* [Given task]:
Gather the lines from the material that contain "UAAAN".

--- START Data for this exercise ---

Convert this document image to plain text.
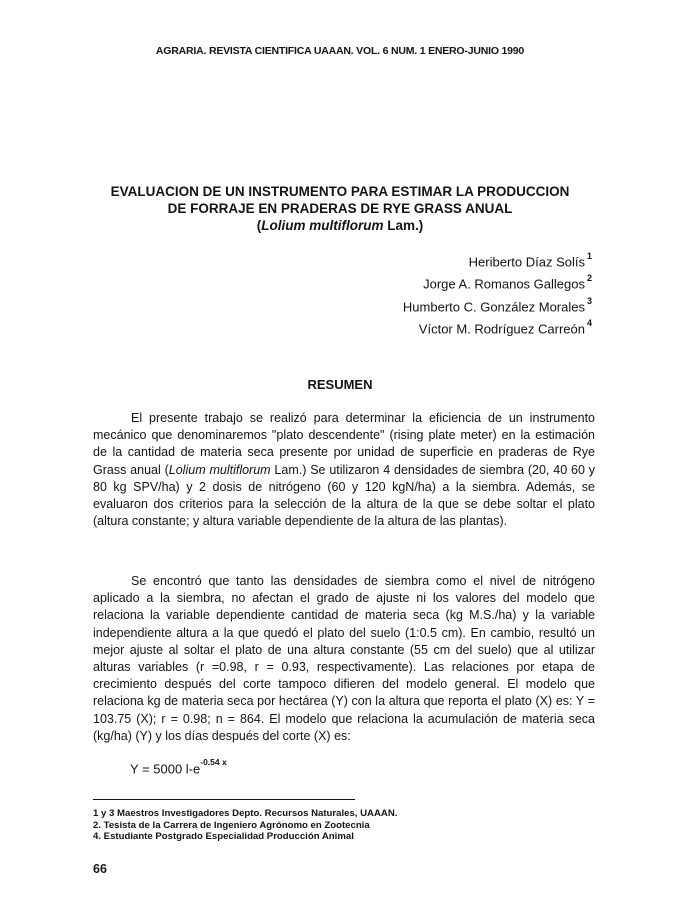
AGRARIA. REVISTA CIENTIFICA UAAAN. VOL. 6 NUM. 1 ENERO-JUNIO 1990
EVALUACION DE UN INSTRUMENTO PARA ESTIMAR LA PRODUCCION
DE FORRAJE EN PRADERAS DE RYE GRASS ANUAL
(Lolium multiflorum Lam.)
Heriberto Díaz Solís $^1$
Jorge A. Romanos Gallegos $^2$
Humberto C. González Morales $^3$
Víctor M. Rodríguez Carreón $^4$
RESUMEN

El presente trabajo se realizó para determinar la eficiencia de un instrumento mecánico que denominaremos "plato descendente" (rising plate meter) en la estimación de la cantidad de materia seca presente por unidad de superficie en praderas de Rye Grass anual (Lolium multiflorum Lam.) Se utilizaron 4 densidades de siembra (20, 40 60 y 80 kg SPV/ha) y 2 dosis de nitrógeno (60 y 120 kgN/ha) a la siembra. Además, se evaluaron dos criterios para la selección de la altura de la que se debe soltar el plato (altura constante; y altura variable dependiente de la altura de las plantas).

Se encontró que tanto las densidades de siembra como el nivel de nitrógeno aplicado a la siembra, no afectan el grado de ajuste ni los valores del modelo que relaciona la variable dependiente cantidad de materia seca (kg M.S./ha) y la variable independiente altura a la que quedó el plato del suelo (1:0.5 cm). En cambio, resultó un mejor ajuste al soltar el plato de una altura constante (55 cm del suelo) que al utilizar alturas variables (r =0.98, r = 0.93, respectivamente). Las relaciones por etapa de crecimiento después del corte tampoco difieren del modelo general. El modelo que relaciona kg de materia seca por hectárea (Y) con la altura que reporta el plato (X) es: Y = 103.75 (X); r = 0.98; n = 864. El modelo que relaciona la acumulación de materia seca (kg/ha) (Y) y los días después del corte (X) es:

Y = 5000 $l-e^{-0.54 x}$
1 y 3 Maestros Investigadores Depto. Recursos Naturales, UAAAN.
2. Tesista de la Carrera de Ingeniero Agrónomo en Zootecnia
4. Estudiante Postgrado Especialidad Producción Animal
66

--- END Data for this exercise ---

* [The response]:
AGRARIA. REVISTA CIENTIFICA UAAAN. VOL. 6 NUM. 1 ENERO-JUNIO 1990
1 y 3 Maestros Investigadores Depto. Recursos Naturales, UAAAN.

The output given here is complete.